*Passage given*
Impact of Korean War
discussed at NY meeting
 
 

NEW YORK — Some 75 people attended a film and panel discussion at City College here Nov. 21 on the history of the Korean War. The meeting featured the documentary “Memory of Forgotten War.” Directed by Deann Borshay Liem and Ramsay Liem, the film is centered on interviews with four Koreans whose families were permanently separated in the course of the 1950-53 Korean War. The movie also shows how U.S. troops occupied the South at the end of World War II, put back in power officials who had collaborated with the Japanese occupation and unleashed murderous repression to impose their rule.

Panelists, above, discussed the impact of the division and continued hostility by Washington against North Korea. From left: Jong Wan Baik, a professor at CCNY; Ramsay Liem; Jae Jung Suh, fellow at the Woodrow Wilson Center for Scholars; and Sukjong Hong, a writer, artist and fellow at the Korea Policy Institute. The Colin Powell School for Civic and Global leadership hosted the event.

Liem, a professor at Boston College, said he has noticed more knowledge about the Korean War, a once taboo subject, among Korean-American students in recent years. “I’ve been surprised by how many come to my classes and already know about the division from talking to their grandparents,” he said.

Spatial layout listing:
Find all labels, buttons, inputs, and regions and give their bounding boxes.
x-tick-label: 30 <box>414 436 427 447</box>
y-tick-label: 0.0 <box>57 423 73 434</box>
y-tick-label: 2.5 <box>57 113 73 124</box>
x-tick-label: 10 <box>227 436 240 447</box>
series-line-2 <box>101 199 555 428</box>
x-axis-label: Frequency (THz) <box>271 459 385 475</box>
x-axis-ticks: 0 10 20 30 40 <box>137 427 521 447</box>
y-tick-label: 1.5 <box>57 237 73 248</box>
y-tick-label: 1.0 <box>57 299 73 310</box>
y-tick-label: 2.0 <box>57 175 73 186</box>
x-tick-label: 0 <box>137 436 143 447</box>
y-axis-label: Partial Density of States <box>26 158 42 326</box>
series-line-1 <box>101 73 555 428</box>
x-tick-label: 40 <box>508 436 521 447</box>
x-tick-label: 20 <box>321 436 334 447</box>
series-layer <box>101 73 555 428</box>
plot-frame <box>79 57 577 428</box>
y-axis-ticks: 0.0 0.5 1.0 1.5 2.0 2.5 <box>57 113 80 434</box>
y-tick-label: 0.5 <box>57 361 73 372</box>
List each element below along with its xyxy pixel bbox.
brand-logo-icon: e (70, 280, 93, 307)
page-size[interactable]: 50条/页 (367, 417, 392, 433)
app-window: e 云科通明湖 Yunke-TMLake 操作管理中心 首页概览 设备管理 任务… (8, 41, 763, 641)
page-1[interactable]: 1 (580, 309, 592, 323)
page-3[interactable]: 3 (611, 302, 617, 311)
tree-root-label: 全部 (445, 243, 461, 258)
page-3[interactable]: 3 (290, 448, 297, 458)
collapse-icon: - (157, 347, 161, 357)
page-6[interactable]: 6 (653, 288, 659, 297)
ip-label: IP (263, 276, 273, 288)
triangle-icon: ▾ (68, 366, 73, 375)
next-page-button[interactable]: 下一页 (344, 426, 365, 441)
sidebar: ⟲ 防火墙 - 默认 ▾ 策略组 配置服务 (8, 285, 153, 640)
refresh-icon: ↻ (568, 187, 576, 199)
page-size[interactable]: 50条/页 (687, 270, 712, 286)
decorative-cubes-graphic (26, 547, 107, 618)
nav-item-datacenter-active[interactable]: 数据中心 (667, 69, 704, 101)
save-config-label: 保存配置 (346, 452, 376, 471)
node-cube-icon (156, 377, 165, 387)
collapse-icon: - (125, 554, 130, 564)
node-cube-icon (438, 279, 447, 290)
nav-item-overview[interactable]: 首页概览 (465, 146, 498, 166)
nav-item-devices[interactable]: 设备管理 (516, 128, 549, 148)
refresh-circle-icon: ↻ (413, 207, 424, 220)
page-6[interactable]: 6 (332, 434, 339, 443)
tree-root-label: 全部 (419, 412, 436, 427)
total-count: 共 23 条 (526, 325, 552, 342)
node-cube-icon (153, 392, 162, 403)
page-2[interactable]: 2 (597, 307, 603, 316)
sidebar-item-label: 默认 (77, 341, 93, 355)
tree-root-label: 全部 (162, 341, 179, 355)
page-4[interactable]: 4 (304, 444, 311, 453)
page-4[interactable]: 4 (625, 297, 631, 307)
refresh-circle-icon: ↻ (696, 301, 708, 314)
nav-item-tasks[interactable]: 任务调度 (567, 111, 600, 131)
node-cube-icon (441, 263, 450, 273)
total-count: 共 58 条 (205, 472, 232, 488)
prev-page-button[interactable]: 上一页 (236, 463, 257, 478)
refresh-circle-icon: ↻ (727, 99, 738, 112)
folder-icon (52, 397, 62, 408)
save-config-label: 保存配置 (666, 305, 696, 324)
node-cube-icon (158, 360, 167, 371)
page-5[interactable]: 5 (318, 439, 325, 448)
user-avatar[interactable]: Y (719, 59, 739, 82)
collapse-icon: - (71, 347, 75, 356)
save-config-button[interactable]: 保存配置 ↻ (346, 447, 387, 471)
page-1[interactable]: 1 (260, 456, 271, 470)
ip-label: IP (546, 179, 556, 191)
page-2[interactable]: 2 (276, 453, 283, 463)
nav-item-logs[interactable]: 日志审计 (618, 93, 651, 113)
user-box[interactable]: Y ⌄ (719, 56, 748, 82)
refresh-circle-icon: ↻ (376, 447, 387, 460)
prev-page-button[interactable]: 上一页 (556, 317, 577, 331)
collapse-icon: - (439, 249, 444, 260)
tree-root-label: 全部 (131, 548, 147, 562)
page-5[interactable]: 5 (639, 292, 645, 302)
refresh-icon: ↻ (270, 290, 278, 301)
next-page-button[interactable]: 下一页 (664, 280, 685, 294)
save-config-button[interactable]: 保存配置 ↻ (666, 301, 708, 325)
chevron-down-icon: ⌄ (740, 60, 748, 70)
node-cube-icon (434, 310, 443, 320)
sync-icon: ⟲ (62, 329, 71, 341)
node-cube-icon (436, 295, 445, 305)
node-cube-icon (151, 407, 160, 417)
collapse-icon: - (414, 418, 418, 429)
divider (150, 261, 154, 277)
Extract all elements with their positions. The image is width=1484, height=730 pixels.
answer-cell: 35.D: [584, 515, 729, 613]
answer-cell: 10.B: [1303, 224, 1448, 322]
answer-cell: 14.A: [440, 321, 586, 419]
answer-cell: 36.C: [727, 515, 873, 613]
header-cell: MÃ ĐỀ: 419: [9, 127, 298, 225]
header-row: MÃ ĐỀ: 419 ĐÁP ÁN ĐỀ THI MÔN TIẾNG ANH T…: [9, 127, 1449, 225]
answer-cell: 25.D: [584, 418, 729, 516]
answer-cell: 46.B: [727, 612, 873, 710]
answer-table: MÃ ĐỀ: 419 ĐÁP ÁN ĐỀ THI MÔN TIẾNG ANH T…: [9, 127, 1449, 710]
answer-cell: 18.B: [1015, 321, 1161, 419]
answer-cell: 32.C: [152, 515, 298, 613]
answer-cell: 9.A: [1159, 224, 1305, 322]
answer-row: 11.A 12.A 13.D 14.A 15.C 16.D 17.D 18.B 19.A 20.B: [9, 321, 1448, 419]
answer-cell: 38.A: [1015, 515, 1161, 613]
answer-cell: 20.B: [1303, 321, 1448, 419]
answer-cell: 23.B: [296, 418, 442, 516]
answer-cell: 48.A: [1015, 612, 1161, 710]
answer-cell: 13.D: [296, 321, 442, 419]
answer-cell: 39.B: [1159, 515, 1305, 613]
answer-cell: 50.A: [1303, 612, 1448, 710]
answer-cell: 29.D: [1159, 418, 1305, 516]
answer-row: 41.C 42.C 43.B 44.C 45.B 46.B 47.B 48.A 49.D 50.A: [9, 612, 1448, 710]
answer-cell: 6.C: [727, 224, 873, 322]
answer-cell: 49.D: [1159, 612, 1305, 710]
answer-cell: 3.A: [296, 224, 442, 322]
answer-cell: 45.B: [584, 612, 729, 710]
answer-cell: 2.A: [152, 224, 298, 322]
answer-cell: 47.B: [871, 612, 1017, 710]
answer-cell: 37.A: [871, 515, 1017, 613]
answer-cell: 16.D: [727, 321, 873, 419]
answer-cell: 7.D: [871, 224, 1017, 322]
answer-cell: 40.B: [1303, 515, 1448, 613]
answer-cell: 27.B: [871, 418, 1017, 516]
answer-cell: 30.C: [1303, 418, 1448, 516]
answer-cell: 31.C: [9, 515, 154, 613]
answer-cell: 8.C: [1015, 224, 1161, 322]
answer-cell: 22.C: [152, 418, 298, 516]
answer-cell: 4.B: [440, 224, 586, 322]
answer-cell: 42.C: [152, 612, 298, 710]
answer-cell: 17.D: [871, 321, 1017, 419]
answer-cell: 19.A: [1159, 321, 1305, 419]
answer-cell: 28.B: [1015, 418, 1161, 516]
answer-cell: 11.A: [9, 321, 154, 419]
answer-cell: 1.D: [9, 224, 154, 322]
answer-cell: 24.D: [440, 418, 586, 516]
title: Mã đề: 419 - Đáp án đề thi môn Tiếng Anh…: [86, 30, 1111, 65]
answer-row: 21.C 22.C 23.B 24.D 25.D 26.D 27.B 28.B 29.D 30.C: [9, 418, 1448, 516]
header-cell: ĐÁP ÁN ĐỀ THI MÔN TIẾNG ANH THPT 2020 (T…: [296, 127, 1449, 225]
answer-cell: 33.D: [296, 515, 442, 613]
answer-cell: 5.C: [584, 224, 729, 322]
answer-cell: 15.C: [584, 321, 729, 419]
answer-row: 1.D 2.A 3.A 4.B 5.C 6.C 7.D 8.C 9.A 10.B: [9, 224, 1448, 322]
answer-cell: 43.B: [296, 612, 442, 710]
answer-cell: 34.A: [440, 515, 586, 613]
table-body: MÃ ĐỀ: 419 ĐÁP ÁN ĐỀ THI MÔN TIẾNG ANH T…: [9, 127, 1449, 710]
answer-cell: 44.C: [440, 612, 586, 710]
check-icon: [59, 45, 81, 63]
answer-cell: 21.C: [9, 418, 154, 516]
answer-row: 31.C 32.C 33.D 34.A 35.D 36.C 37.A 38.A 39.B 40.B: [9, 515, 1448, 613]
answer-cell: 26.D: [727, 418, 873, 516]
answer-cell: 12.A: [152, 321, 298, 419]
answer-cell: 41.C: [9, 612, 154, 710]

*Tasks for this exercise*
A - According to the article, about how many people attended the film and panel discussion at City College?
B - Gather every line of the listing that contains the string "sidebar".
The listing is unrelated to the article.

*The replies*
A - Some 75 people attended.

B -
sidebar: ⟲ 防火墙 - 默认 ▾ 策略组 配置服务 (8, 285, 153, 640)
sidebar-item-label: 默认 (77, 341, 93, 355)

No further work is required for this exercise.